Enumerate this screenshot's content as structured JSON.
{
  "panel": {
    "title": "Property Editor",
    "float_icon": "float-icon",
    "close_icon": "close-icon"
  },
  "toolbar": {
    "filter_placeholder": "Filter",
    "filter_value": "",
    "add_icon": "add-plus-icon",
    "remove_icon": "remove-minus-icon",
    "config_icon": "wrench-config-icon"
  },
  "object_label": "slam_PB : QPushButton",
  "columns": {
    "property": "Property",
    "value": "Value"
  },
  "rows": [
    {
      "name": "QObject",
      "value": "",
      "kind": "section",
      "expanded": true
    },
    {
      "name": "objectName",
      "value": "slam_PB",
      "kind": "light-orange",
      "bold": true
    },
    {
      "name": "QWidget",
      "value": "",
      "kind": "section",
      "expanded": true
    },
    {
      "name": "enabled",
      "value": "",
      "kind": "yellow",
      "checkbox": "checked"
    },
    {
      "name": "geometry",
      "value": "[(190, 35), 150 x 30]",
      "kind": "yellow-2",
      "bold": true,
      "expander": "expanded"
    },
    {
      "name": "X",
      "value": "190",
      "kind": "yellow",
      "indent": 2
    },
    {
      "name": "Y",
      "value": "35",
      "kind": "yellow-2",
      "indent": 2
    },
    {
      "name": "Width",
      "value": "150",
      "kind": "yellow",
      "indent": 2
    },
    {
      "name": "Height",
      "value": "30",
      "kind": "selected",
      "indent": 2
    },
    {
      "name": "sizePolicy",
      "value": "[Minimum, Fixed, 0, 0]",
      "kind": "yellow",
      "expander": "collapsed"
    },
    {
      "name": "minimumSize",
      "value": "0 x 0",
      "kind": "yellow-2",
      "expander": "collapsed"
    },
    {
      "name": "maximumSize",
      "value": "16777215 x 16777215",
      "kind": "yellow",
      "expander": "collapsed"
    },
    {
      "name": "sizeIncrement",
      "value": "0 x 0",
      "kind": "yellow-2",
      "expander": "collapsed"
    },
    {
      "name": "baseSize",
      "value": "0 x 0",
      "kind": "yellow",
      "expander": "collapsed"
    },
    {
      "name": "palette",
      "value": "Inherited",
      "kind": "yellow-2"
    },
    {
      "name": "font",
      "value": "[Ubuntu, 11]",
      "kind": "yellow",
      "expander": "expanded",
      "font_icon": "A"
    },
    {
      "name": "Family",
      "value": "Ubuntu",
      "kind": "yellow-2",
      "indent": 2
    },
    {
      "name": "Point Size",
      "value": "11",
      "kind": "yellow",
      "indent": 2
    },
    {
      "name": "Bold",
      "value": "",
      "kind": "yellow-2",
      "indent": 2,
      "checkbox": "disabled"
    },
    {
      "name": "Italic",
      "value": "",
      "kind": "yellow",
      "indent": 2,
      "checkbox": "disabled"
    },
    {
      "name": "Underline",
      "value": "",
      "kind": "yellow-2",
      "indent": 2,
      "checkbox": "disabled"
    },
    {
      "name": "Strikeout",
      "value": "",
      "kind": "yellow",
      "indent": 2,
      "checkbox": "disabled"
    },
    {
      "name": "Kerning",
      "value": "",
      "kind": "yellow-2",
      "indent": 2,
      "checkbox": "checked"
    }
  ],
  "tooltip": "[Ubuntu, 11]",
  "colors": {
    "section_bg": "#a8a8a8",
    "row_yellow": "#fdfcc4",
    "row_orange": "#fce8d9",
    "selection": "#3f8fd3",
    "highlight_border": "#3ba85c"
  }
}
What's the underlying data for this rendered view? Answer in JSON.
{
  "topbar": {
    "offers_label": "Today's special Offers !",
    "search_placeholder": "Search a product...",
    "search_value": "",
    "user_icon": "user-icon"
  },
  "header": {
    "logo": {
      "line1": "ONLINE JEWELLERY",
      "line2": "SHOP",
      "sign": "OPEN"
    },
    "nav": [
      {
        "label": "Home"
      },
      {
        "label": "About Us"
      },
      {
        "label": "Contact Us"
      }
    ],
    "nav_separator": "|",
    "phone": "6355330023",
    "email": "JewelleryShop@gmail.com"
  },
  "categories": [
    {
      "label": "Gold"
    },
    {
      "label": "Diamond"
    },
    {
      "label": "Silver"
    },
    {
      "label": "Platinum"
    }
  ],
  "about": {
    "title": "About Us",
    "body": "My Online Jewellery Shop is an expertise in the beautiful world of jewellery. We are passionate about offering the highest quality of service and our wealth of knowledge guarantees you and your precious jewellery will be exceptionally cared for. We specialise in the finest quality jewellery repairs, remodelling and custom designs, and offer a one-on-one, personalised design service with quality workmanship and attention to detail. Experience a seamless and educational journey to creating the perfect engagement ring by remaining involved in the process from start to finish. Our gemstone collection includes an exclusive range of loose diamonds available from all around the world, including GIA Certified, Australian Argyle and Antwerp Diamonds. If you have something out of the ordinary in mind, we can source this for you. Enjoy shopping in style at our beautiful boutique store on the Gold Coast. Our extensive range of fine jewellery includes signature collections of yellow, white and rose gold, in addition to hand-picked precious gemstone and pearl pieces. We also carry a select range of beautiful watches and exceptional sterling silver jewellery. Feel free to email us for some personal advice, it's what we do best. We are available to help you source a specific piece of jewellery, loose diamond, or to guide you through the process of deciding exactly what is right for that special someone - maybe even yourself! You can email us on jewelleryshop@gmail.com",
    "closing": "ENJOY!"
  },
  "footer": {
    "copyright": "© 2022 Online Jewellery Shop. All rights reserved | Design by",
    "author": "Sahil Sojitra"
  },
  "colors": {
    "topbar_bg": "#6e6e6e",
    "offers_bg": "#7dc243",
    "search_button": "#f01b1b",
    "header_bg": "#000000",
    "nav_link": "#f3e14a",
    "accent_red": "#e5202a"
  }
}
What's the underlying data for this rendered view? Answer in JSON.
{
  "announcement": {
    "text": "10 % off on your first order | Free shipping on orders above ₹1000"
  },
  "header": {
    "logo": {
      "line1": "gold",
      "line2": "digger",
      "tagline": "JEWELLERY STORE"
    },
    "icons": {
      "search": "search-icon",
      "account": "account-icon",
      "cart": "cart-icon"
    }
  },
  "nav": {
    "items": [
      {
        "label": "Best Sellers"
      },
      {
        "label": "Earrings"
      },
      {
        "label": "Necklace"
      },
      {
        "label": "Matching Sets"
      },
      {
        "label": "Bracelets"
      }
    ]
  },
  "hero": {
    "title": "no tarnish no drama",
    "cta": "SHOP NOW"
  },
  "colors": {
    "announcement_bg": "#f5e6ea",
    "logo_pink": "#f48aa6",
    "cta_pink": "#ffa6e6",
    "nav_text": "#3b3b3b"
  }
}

Task goal |
Print every line of the records exactly. Omit nothing.

Result |
Enumerate this screenshot's content as structured JSON.
{
  "panel": {
    "title": "Property Editor",
    "float_icon": "float-icon",
    "close_icon": "close-icon"
  },
  "toolbar": {
    "filter_placeholder": "Filter",
    "filter_value": "",
    "add_icon": "add-plus-icon",
    "remove_icon": "remove-minus-icon",
    "config_icon": "wrench-config-icon"
  },
  "object_label": "slam_PB : QPushButton",
  "columns": {
    "property": "Property",
    "value": "Value"
  },
  "rows": [
    {
      "name": "QObject",
      "value": "",
      "kind": "section",
      "expanded": true
    },
    {
      "name": "objectName",
      "value": "slam_PB",
      "kind": "light-orange",
      "bold": true
    },
    {
      "name": "QWidget",
      "value": "",
      "kind": "section",
      "expanded": true
    },
    {
      "name": "enabled",
      "value": "",
      "kind": "yellow",
      "checkbox": "checked"
    },
    {
      "name": "geometry",
      "value": "[(190, 35), 150 x 30]",
      "kind": "yellow-2",
      "bold": true,
      "expander": "expanded"
    },
    {
      "name": "X",
      "value": "190",
      "kind": "yellow",
      "indent": 2
    },
    {
      "name": "Y",
      "value": "35",
      "kind": "yellow-2",
      "indent": 2
    },
    {
      "name": "Width",
      "value": "150",
      "kind": "yellow",
      "indent": 2
    },
    {
      "name": "Height",
      "value": "30",
      "kind": "selected",
      "indent": 2
    },
    {
      "name": "sizePolicy",
      "value": "[Minimum, Fixed, 0, 0]",
      "kind": "yellow",
      "expander": "collapsed"
    },
    {
      "name": "minimumSize",
      "value": "0 x 0",
      "kind": "yellow-2",
      "expander": "collapsed"
    },
    {
      "name": "maximumSize",
      "value": "16777215 x 16777215",
      "kind": "yellow",
      "expander": "collapsed"
    },
    {
      "name": "sizeIncrement",
      "value": "0 x 0",
      "kind": "yellow-2",
      "expander": "collapsed"
    },
    {
      "name": "baseSize",
      "value": "0 x 0",
      "kind": "yellow",
      "expander": "collapsed"
    },
    {
      "name": "palette",
      "value": "Inherited",
      "kind": "yellow-2"
    },
    {
      "name": "font",
      "value": "[Ubuntu, 11]",
      "kind": "yellow",
      "expander": "expanded",
      "font_icon": "A"
    },
    {
      "name": "Family",
      "value": "Ubuntu",
      "kind": "yellow-2",
      "indent": 2
    },
    {
      "name": "Point Size",
      "value": "11",
      "kind": "yellow",
      "indent": 2
    },
    {
      "name": "Bold",
      "value": "",
      "kind": "yellow-2",
      "indent": 2,
      "checkbox": "disabled"
    },
    {
      "name": "Italic",
      "value": "",
      "kind": "yellow",
      "indent": 2,
      "checkbox": "disabled"
    },
    {
      "name": "Underline",
      "value": "",
      "kind": "yellow-2",
      "indent": 2,
      "checkbox": "disabled"
    },
    {
      "name": "Strikeout",
      "value": "",
      "kind": "yellow",
      "indent": 2,
      "checkbox": "disabled"
    },
    {
      "name": "Kerning",
      "value": "",
      "kind": "yellow-2",
      "indent": 2,
      "checkbox": "checked"
    }
  ],
  "tooltip": "[Ubuntu, 11]",
  "colors": {
    "section_bg": "#a8a8a8",
    "row_yellow": "#fdfcc4",
    "row_orange": "#fce8d9",
    "selection": "#3f8fd3",
    "highlight_border": "#3ba85c"
  }
}
What's the underlying data for this rendered view? Answer in JSON.
{
  "topbar": {
    "offers_label": "Today's special Offers !",
    "search_placeholder": "Search a product...",
    "search_value": "",
    "user_icon": "user-icon"
  },
  "header": {
    "logo": {
      "line1": "ONLINE JEWELLERY",
      "line2": "SHOP",
      "sign": "OPEN"
    },
    "nav": [
      {
        "label": "Home"
      },
      {
        "label": "About Us"
      },
      {
        "label": "Contact Us"
      }
    ],
    "nav_separator": "|",
    "phone": "6355330023",
    "email": "JewelleryShop@gmail.com"
  },
  "categories": [
    {
      "label": "Gold"
    },
    {
      "label": "Diamond"
    },
    {
      "label": "Silver"
    },
    {
      "label": "Platinum"
    }
  ],
  "about": {
    "title": "About Us",
    "body": "My Online Jewellery Shop is an expertise in the beautiful world of jewellery. We are passionate about offering the highest quality of service and our wealth of knowledge guarantees you and your precious jewellery will be exceptionally cared for. We specialise in the finest quality jewellery repairs, remodelling and custom designs, and offer a one-on-one, personalised design service with quality workmanship and attention to detail. Experience a seamless and educational journey to creating the perfect engagement ring by remaining involved in the process from start to finish. Our gemstone collection includes an exclusive range of loose diamonds available from all around the world, including GIA Certified, Australian Argyle and Antwerp Diamonds. If you have something out of the ordinary in mind, we can source this for you. Enjoy shopping in style at our beautiful boutique store on the Gold Coast. Our extensive range of fine jewellery includes signature collections of yellow, white and rose gold, in addition to hand-picked precious gemstone and pearl pieces. We also carry a select range of beautiful watches and exceptional sterling silver jewellery. Feel free to email us for some personal advice, it's what we do best. We are available to help you source a specific piece of jewellery, loose diamond, or to guide you through the process of deciding exactly what is right for that special someone - maybe even yourself! You can email us on jewelleryshop@gmail.com",
    "closing": "ENJOY!"
  },
  "footer": {
    "copyright": "© 2022 Online Jewellery Shop. All rights reserved | Design by",
    "author": "Sahil Sojitra"
  },
  "colors": {
    "topbar_bg": "#6e6e6e",
    "offers_bg": "#7dc243",
    "search_button": "#f01b1b",
    "header_bg": "#000000",
    "nav_link": "#f3e14a",
    "accent_red": "#e5202a"
  }
}
What's the underlying data for this rendered view? Answer in JSON.
{
  "announcement": {
    "text": "10 % off on your first order | Free shipping on orders above ₹1000"
  },
  "header": {
    "logo": {
      "line1": "gold",
      "line2": "digger",
      "tagline": "JEWELLERY STORE"
    },
    "icons": {
      "search": "search-icon",
      "account": "account-icon",
      "cart": "cart-icon"
    }
  },
  "nav": {
    "items": [
      {
        "label": "Best Sellers"
      },
      {
        "label": "Earrings"
      },
      {
        "label": "Necklace"
      },
      {
        "label": "Matching Sets"
      },
      {
        "label": "Bracelets"
      }
    ]
  },
  "hero": {
    "title": "no tarnish no drama",
    "cta": "SHOP NOW"
  },
  "colors": {
    "announcement_bg": "#f5e6ea",
    "logo_pink": "#f48aa6",
    "cta_pink": "#ffa6e6",
    "nav_text": "#3b3b3b"
  }
}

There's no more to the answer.